## [Requirements]
Copy every record word for word.

— begin Given data —

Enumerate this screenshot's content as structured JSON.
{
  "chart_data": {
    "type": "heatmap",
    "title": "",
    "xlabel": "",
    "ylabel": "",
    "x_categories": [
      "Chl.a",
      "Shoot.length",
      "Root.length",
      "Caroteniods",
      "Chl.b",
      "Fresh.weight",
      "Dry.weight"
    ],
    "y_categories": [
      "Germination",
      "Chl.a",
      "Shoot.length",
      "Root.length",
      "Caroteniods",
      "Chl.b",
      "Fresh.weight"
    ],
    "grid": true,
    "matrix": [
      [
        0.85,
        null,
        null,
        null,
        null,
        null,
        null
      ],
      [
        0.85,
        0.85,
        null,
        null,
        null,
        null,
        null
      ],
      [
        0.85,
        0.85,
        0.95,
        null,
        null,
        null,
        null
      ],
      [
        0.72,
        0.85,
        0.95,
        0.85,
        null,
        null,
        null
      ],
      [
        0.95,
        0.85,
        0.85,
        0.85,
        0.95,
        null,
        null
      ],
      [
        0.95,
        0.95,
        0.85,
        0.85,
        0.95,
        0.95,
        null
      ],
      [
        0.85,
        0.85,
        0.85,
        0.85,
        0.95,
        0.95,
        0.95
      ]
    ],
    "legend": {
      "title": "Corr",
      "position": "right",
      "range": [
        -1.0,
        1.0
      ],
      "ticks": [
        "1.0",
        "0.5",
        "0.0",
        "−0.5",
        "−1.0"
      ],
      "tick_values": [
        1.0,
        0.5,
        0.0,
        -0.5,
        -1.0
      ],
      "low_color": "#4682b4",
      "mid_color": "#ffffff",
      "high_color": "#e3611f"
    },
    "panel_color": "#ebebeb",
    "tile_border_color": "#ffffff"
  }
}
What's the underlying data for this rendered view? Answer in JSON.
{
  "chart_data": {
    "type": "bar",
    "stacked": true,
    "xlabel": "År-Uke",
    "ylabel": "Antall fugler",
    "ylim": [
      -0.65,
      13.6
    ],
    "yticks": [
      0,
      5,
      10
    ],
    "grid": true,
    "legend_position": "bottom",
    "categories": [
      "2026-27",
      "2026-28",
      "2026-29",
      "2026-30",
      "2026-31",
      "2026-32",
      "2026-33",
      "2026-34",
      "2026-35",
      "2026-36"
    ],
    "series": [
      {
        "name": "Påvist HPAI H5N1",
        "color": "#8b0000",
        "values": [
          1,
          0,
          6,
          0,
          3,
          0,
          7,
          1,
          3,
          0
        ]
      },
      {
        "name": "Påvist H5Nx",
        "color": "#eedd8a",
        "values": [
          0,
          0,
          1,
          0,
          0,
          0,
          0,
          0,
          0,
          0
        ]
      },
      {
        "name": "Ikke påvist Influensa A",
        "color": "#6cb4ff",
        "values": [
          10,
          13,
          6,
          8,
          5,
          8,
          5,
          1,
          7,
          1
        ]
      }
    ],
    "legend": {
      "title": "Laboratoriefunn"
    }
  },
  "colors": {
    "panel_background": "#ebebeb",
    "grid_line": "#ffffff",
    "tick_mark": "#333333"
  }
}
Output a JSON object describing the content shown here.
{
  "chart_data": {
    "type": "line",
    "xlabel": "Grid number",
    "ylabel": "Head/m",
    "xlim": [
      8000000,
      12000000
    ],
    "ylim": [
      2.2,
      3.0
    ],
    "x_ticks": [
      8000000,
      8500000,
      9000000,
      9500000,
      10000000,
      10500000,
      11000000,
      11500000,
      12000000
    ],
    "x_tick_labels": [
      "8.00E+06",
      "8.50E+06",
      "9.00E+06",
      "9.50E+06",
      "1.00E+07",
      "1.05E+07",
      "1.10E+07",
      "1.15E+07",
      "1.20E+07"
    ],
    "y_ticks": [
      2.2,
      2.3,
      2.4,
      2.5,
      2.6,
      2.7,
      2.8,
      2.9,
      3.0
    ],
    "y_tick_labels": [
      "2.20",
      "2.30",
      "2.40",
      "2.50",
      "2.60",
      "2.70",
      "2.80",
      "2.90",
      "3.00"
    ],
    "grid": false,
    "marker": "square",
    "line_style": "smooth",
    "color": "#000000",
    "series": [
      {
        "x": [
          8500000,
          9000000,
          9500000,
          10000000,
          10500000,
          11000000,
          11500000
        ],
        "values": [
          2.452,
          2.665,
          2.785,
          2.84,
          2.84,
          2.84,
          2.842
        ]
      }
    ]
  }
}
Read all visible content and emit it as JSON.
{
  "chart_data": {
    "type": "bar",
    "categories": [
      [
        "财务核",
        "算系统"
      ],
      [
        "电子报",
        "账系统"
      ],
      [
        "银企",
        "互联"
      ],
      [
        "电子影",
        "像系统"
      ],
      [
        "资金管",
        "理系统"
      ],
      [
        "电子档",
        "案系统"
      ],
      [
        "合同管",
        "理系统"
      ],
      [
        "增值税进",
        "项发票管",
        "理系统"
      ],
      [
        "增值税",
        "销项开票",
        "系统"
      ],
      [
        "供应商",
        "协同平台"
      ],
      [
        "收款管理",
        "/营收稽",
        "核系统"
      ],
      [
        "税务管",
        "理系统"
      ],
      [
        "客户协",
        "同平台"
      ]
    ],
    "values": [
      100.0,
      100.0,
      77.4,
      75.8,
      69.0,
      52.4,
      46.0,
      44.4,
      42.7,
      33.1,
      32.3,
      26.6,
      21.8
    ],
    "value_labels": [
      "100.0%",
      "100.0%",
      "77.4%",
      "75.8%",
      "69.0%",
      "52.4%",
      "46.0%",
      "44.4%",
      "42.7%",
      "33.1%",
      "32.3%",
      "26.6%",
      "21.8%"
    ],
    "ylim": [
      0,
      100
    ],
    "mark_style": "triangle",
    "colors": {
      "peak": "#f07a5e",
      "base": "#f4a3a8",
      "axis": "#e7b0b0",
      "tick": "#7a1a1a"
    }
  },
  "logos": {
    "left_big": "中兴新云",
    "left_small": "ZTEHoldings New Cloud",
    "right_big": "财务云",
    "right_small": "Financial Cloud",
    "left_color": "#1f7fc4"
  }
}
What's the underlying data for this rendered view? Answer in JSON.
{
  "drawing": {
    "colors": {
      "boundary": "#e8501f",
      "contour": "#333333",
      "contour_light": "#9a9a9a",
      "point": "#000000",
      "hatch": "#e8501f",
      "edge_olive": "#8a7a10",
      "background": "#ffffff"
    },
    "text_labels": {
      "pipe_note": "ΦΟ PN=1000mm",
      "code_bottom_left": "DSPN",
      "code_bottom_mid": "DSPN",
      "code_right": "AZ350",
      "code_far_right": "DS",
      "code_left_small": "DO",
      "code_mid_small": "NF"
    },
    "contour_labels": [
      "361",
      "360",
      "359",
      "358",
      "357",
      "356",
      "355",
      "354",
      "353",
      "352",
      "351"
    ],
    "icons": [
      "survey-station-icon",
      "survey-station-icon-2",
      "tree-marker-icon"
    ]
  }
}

— end Given data —

## [Reply to the task]
Enumerate this screenshot's content as structured JSON.
{
  "chart_data": {
    "type": "heatmap",
    "title": "",
    "xlabel": "",
    "ylabel": "",
    "x_categories": [
      "Chl.a",
      "Shoot.length",
      "Root.length",
      "Caroteniods",
      "Chl.b",
      "Fresh.weight",
      "Dry.weight"
    ],
    "y_categories": [
      "Germination",
      "Chl.a",
      "Shoot.length",
      "Root.length",
      "Caroteniods",
      "Chl.b",
      "Fresh.weight"
    ],
    "grid": true,
    "matrix": [
      [
        0.85,
        null,
        null,
        null,
        null,
        null,
        null
      ],
      [
        0.85,
        0.85,
        null,
        null,
        null,
        null,
        null
      ],
      [
        0.85,
        0.85,
        0.95,
        null,
        null,
        null,
        null
      ],
      [
        0.72,
        0.85,
        0.95,
        0.85,
        null,
        null,
        null
      ],
      [
        0.95,
        0.85,
        0.85,
        0.85,
        0.95,
        null,
        null
      ],
      [
        0.95,
        0.95,
        0.85,
        0.85,
        0.95,
        0.95,
        null
      ],
      [
        0.85,
        0.85,
        0.85,
        0.85,
        0.95,
        0.95,
        0.95
      ]
    ],
    "legend": {
      "title": "Corr",
      "position": "right",
      "range": [
        -1.0,
        1.0
      ],
      "ticks": [
        "1.0",
        "0.5",
        "0.0",
        "−0.5",
        "−1.0"
      ],
      "tick_values": [
        1.0,
        0.5,
        0.0,
        -0.5,
        -1.0
      ],
      "low_color": "#4682b4",
      "mid_color": "#ffffff",
      "high_color": "#e3611f"
    },
    "panel_color": "#ebebeb",
    "tile_border_color": "#ffffff"
  }
}
What's the underlying data for this rendered view? Answer in JSON.
{
  "chart_data": {
    "type": "bar",
    "stacked": true,
    "xlabel": "År-Uke",
    "ylabel": "Antall fugler",
    "ylim": [
      -0.65,
      13.6
    ],
    "yticks": [
      0,
      5,
      10
    ],
    "grid": true,
    "legend_position": "bottom",
    "categories": [
      "2026-27",
      "2026-28",
      "2026-29",
      "2026-30",
      "2026-31",
      "2026-32",
      "2026-33",
      "2026-34",
      "2026-35",
      "2026-36"
    ],
    "series": [
      {
        "name": "Påvist HPAI H5N1",
        "color": "#8b0000",
        "values": [
          1,
          0,
          6,
          0,
          3,
          0,
          7,
          1,
          3,
          0
        ]
      },
      {
        "name": "Påvist H5Nx",
        "color": "#eedd8a",
        "values": [
          0,
          0,
          1,
          0,
          0,
          0,
          0,
          0,
          0,
          0
        ]
      },
      {
        "name": "Ikke påvist Influensa A",
        "color": "#6cb4ff",
        "values": [
          10,
          13,
          6,
          8,
          5,
          8,
          5,
          1,
          7,
          1
        ]
      }
    ],
    "legend": {
      "title": "Laboratoriefunn"
    }
  },
  "colors": {
    "panel_background": "#ebebeb",
    "grid_line": "#ffffff",
    "tick_mark": "#333333"
  }
}
Output a JSON object describing the content shown here.
{
  "chart_data": {
    "type": "line",
    "xlabel": "Grid number",
    "ylabel": "Head/m",
    "xlim": [
      8000000,
      12000000
    ],
    "ylim": [
      2.2,
      3.0
    ],
    "x_ticks": [
      8000000,
      8500000,
      9000000,
      9500000,
      10000000,
      10500000,
      11000000,
      11500000,
      12000000
    ],
    "x_tick_labels": [
      "8.00E+06",
      "8.50E+06",
      "9.00E+06",
      "9.50E+06",
      "1.00E+07",
      "1.05E+07",
      "1.10E+07",
      "1.15E+07",
      "1.20E+07"
    ],
    "y_ticks": [
      2.2,
      2.3,
      2.4,
      2.5,
      2.6,
      2.7,
      2.8,
      2.9,
      3.0
    ],
    "y_tick_labels": [
      "2.20",
      "2.30",
      "2.40",
      "2.50",
      "2.60",
      "2.70",
      "2.80",
      "2.90",
      "3.00"
    ],
    "grid": false,
    "marker": "square",
    "line_style": "smooth",
    "color": "#000000",
    "series": [
      {
        "x": [
          8500000,
          9000000,
          9500000,
          10000000,
          10500000,
          11000000,
          11500000
        ],
        "values": [
          2.452,
          2.665,
          2.785,
          2.84,
          2.84,
          2.84,
          2.842
        ]
      }
    ]
  }
}
Read all visible content and emit it as JSON.
{
  "chart_data": {
    "type": "bar",
    "categories": [
      [
        "财务核",
        "算系统"
      ],
      [
        "电子报",
        "账系统"
      ],
      [
        "银企",
        "互联"
      ],
      [
        "电子影",
        "像系统"
      ],
      [
        "资金管",
        "理系统"
      ],
      [
        "电子档",
        "案系统"
      ],
      [
        "合同管",
        "理系统"
      ],
      [
        "增值税进",
        "项发票管",
        "理系统"
      ],
      [
        "增值税",
        "销项开票",
        "系统"
      ],
      [
        "供应商",
        "协同平台"
      ],
      [
        "收款管理",
        "/营收稽",
        "核系统"
      ],
      [
        "税务管",
        "理系统"
      ],
      [
        "客户协",
        "同平台"
      ]
    ],
    "values": [
      100.0,
      100.0,
      77.4,
      75.8,
      69.0,
      52.4,
      46.0,
      44.4,
      42.7,
      33.1,
      32.3,
      26.6,
      21.8
    ],
    "value_labels": [
      "100.0%",
      "100.0%",
      "77.4%",
      "75.8%",
      "69.0%",
      "52.4%",
      "46.0%",
      "44.4%",
      "42.7%",
      "33.1%",
      "32.3%",
      "26.6%",
      "21.8%"
    ],
    "ylim": [
      0,
      100
    ],
    "mark_style": "triangle",
    "colors": {
      "peak": "#f07a5e",
      "base": "#f4a3a8",
      "axis": "#e7b0b0",
      "tick": "#7a1a1a"
    }
  },
  "logos": {
    "left_big": "中兴新云",
    "left_small": "ZTEHoldings New Cloud",
    "right_big": "财务云",
    "right_small": "Financial Cloud",
    "left_color": "#1f7fc4"
  }
}
What's the underlying data for this rendered view? Answer in JSON.
{
  "drawing": {
    "colors": {
      "boundary": "#e8501f",
      "contour": "#333333",
      "contour_light": "#9a9a9a",
      "point": "#000000",
      "hatch": "#e8501f",
      "edge_olive": "#8a7a10",
      "background": "#ffffff"
    },
    "text_labels": {
      "pipe_note": "ΦΟ PN=1000mm",
      "code_bottom_left": "DSPN",
      "code_bottom_mid": "DSPN",
      "code_right": "AZ350",
      "code_far_right": "DS",
      "code_left_small": "DO",
      "code_mid_small": "NF"
    },
    "contour_labels": [
      "361",
      "360",
      "359",
      "358",
      "357",
      "356",
      "355",
      "354",
      "353",
      "352",
      "351"
    ],
    "icons": [
      "survey-station-icon",
      "survey-station-icon-2",
      "tree-marker-icon"
    ]
  }
}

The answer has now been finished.